Your instructions → Locate the lines of the listing below that hold "task", then copy each of them.
((
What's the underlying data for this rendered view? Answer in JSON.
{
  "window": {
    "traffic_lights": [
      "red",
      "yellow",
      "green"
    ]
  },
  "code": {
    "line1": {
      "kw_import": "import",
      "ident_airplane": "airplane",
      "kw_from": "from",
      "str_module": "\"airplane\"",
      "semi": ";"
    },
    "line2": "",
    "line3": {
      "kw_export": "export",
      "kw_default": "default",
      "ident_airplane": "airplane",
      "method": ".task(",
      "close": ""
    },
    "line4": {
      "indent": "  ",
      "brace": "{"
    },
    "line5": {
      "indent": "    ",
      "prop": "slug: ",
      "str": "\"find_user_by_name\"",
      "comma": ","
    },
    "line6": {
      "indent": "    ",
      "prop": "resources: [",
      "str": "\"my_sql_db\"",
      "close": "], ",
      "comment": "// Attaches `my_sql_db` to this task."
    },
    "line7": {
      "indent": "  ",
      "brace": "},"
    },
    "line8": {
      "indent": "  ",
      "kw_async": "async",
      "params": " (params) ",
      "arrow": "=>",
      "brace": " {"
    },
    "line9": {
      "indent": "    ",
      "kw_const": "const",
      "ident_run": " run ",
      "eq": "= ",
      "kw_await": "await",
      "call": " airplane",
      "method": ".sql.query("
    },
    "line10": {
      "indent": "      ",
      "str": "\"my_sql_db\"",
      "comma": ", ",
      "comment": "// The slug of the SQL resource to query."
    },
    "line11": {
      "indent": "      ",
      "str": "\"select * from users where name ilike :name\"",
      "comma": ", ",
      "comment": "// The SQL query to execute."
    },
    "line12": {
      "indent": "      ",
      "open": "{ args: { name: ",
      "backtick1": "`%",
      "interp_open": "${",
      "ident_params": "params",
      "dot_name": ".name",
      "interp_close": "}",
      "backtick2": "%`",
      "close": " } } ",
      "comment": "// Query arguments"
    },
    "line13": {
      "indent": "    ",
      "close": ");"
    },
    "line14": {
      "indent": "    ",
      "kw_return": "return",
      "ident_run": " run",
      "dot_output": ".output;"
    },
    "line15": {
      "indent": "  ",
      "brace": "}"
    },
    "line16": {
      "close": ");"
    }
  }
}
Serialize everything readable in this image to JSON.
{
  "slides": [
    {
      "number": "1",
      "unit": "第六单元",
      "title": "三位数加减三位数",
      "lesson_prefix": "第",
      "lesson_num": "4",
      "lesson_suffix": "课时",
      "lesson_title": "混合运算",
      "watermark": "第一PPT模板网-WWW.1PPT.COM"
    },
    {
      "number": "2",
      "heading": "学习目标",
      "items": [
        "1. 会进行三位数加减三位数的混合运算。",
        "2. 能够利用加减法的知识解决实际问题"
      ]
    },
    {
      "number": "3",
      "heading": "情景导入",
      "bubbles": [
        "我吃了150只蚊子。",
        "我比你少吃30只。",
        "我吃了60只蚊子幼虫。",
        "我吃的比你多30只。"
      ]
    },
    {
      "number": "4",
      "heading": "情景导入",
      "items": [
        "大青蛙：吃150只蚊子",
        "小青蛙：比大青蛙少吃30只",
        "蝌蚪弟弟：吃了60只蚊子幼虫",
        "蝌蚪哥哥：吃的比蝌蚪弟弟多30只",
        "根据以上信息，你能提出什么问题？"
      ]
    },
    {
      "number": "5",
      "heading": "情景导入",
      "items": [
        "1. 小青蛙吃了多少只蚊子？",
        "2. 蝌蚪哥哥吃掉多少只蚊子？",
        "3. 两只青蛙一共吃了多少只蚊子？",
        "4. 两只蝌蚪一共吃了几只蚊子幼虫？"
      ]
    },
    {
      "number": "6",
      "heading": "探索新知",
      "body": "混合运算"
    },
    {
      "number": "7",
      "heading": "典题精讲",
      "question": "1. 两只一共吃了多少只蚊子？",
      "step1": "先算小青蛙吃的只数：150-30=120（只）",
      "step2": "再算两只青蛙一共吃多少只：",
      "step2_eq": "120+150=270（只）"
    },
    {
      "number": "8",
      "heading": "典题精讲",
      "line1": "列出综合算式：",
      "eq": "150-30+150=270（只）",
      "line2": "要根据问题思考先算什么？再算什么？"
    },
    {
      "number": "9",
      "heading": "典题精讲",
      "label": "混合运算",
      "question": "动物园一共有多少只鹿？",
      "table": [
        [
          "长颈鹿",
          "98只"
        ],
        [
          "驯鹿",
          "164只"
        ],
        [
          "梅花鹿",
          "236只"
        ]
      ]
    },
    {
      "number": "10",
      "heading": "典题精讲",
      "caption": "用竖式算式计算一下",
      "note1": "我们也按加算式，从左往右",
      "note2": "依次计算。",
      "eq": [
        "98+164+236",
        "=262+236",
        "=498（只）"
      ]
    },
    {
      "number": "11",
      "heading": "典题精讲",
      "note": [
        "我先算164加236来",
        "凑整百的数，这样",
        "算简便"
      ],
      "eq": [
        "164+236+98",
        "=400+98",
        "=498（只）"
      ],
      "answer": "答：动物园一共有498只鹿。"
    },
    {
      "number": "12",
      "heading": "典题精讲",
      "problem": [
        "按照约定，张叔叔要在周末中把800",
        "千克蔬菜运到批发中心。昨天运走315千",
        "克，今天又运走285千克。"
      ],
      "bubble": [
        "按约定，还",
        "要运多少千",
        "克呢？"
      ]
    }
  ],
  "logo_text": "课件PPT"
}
))
Problem solution →
      "method": ".task(",
      "comment": "// Attaches `my_sql_db` to this task."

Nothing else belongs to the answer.